BEGIN RAW RECORDS
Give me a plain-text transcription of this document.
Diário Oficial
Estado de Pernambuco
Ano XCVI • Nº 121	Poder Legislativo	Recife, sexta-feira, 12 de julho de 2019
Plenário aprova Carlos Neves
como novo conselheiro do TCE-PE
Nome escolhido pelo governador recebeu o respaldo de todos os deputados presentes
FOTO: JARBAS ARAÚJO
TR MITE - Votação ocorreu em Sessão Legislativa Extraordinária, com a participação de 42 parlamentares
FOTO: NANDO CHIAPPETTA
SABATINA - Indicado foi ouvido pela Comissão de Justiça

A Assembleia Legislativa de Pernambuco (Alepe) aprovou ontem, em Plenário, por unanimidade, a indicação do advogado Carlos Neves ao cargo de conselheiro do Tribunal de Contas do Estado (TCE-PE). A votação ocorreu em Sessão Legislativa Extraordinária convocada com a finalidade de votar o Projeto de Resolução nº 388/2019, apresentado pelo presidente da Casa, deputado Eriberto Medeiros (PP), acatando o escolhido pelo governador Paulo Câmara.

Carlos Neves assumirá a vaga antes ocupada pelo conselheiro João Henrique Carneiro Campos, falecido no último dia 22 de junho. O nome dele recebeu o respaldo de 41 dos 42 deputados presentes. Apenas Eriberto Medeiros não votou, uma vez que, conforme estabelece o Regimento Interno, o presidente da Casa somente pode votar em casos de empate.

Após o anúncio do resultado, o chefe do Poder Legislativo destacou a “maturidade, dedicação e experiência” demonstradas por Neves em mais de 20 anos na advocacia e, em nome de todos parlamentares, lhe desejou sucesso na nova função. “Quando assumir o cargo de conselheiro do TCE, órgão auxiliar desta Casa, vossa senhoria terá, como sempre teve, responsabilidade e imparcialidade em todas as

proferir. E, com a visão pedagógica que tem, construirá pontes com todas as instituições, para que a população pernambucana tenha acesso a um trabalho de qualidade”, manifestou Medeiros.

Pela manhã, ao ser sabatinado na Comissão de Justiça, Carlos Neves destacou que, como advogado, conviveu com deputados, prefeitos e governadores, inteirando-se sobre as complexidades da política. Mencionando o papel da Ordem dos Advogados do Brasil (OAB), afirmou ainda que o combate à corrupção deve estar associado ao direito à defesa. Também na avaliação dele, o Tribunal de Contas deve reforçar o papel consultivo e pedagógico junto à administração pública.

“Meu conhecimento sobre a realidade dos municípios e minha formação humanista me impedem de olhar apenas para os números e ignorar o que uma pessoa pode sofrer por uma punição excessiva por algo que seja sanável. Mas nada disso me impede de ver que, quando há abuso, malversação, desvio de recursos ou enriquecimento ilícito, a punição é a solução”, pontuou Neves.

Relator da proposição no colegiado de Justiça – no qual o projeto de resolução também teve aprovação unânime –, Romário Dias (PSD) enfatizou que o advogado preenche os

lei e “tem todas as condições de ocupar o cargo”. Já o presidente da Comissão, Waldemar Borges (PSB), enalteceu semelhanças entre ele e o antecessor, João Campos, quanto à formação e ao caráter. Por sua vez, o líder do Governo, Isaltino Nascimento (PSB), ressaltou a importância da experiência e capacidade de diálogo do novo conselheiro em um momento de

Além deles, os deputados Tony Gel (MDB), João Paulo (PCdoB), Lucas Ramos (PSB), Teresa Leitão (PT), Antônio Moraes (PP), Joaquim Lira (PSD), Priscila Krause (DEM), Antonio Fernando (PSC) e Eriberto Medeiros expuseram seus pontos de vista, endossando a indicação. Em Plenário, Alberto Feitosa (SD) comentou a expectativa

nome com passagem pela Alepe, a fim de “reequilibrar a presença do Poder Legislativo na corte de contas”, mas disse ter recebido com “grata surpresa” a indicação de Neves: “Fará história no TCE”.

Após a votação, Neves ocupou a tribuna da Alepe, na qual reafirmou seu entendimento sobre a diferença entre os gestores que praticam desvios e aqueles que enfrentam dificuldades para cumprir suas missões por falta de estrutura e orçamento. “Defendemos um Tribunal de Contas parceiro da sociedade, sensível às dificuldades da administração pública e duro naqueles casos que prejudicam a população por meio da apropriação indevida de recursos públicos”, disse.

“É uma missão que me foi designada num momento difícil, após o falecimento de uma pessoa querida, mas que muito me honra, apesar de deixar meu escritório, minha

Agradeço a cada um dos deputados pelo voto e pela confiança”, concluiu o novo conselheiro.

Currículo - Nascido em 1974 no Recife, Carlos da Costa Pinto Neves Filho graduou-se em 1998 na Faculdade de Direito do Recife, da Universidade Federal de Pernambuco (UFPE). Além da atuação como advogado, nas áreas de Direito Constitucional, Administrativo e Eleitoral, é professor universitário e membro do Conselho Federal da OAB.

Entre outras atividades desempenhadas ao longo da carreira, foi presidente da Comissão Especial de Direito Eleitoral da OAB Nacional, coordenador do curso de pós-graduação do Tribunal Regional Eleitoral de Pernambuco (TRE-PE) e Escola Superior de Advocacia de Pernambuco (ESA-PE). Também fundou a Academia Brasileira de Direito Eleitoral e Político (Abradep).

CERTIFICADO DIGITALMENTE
END RAW RECORDS
[EXERCISE DETAILS]
Write out the entries in full, exactly as given.

[COMPLETED TASK]
Give me a plain-text transcription of this document.
Diário Oficial
Estado de Pernambuco
Ano XCVI • Nº 121	Poder Legislativo	Recife, sexta-feira, 12 de julho de 2019
Plenário aprova Carlos Neves
como novo conselheiro do TCE-PE
Nome escolhido pelo governador recebeu o respaldo de todos os deputados presentes
FOTO: JARBAS ARAÚJO
TR MITE - Votação ocorreu em Sessão Legislativa Extraordinária, com a participação de 42 parlamentares
FOTO: NANDO CHIAPPETTA
SABATINA - Indicado foi ouvido pela Comissão de Justiça

A Assembleia Legislativa de Pernambuco (Alepe) aprovou ontem, em Plenário, por unanimidade, a indicação do advogado Carlos Neves ao cargo de conselheiro do Tribunal de Contas do Estado (TCE-PE). A votação ocorreu em Sessão Legislativa Extraordinária convocada com a finalidade de votar o Projeto de Resolução nº 388/2019, apresentado pelo presidente da Casa, deputado Eriberto Medeiros (PP), acatando o escolhido pelo governador Paulo Câmara.

Carlos Neves assumirá a vaga antes ocupada pelo conselheiro João Henrique Carneiro Campos, falecido no último dia 22 de junho. O nome dele recebeu o respaldo de 41 dos 42 deputados presentes. Apenas Eriberto Medeiros não votou, uma vez que, conforme estabelece o Regimento Interno, o presidente da Casa somente pode votar em casos de empate.

Após o anúncio do resultado, o chefe do Poder Legislativo destacou a “maturidade, dedicação e experiência” demonstradas por Neves em mais de 20 anos na advocacia e, em nome de todos parlamentares, lhe desejou sucesso na nova função. “Quando assumir o cargo de conselheiro do TCE, órgão auxiliar desta Casa, vossa senhoria terá, como sempre teve, responsabilidade e imparcialidade em todas as

proferir. E, com a visão pedagógica que tem, construirá pontes com todas as instituições, para que a população pernambucana tenha acesso a um trabalho de qualidade”, manifestou Medeiros.

Pela manhã, ao ser sabatinado na Comissão de Justiça, Carlos Neves destacou que, como advogado, conviveu com deputados, prefeitos e governadores, inteirando-se sobre as complexidades da política. Mencionando o papel da Ordem dos Advogados do Brasil (OAB), afirmou ainda que o combate à corrupção deve estar associado ao direito à defesa. Também na avaliação dele, o Tribunal de Contas deve reforçar o papel consultivo e pedagógico junto à administração pública.

“Meu conhecimento sobre a realidade dos municípios e minha formação humanista me impedem de olhar apenas para os números e ignorar o que uma pessoa pode sofrer por uma punição excessiva por algo que seja sanável. Mas nada disso me impede de ver que, quando há abuso, malversação, desvio de recursos ou enriquecimento ilícito, a punição é a solução”, pontuou Neves.

Relator da proposição no colegiado de Justiça – no qual o projeto de resolução também teve aprovação unânime –, Romário Dias (PSD) enfatizou que o advogado preenche os

lei e “tem todas as condições de ocupar o cargo”. Já o presidente da Comissão, Waldemar Borges (PSB), enalteceu semelhanças entre ele e o antecessor, João Campos, quanto à formação e ao caráter. Por sua vez, o líder do Governo, Isaltino Nascimento (PSB), ressaltou a importância da experiência e capacidade de diálogo do novo conselheiro em um momento de

Além deles, os deputados Tony Gel (MDB), João Paulo (PCdoB), Lucas Ramos (PSB), Teresa Leitão (PT), Antônio Moraes (PP), Joaquim Lira (PSD), Priscila Krause (DEM), Antonio Fernando (PSC) e Eriberto Medeiros expuseram seus pontos de vista, endossando a indicação. Em Plenário, Alberto Feitosa (SD) comentou a expectativa

nome com passagem pela Alepe, a fim de “reequilibrar a presença do Poder Legislativo na corte de contas”, mas disse ter recebido com “grata surpresa” a indicação de Neves: “Fará história no TCE”.

Após a votação, Neves ocupou a tribuna da Alepe, na qual reafirmou seu entendimento sobre a diferença entre os gestores que praticam desvios e aqueles que enfrentam dificuldades para cumprir suas missões por falta de estrutura e orçamento. “Defendemos um Tribunal de Contas parceiro da sociedade, sensível às dificuldades da administração pública e duro naqueles casos que prejudicam a população por meio da apropriação indevida de recursos públicos”, disse.

“É uma missão que me foi designada num momento difícil, após o falecimento de uma pessoa querida, mas que muito me honra, apesar de deixar meu escritório, minha

Agradeço a cada um dos deputados pelo voto e pela confiança”, concluiu o novo conselheiro.

Currículo - Nascido em 1974 no Recife, Carlos da Costa Pinto Neves Filho graduou-se em 1998 na Faculdade de Direito do Recife, da Universidade Federal de Pernambuco (UFPE). Além da atuação como advogado, nas áreas de Direito Constitucional, Administrativo e Eleitoral, é professor universitário e membro do Conselho Federal da OAB.

Entre outras atividades desempenhadas ao longo da carreira, foi presidente da Comissão Especial de Direito Eleitoral da OAB Nacional, coordenador do curso de pós-graduação do Tribunal Regional Eleitoral de Pernambuco (TRE-PE) e Escola Superior de Advocacia de Pernambuco (ESA-PE). Também fundou a Academia Brasileira de Direito Eleitoral e Político (Abradep).

CERTIFICADO DIGITALMENTE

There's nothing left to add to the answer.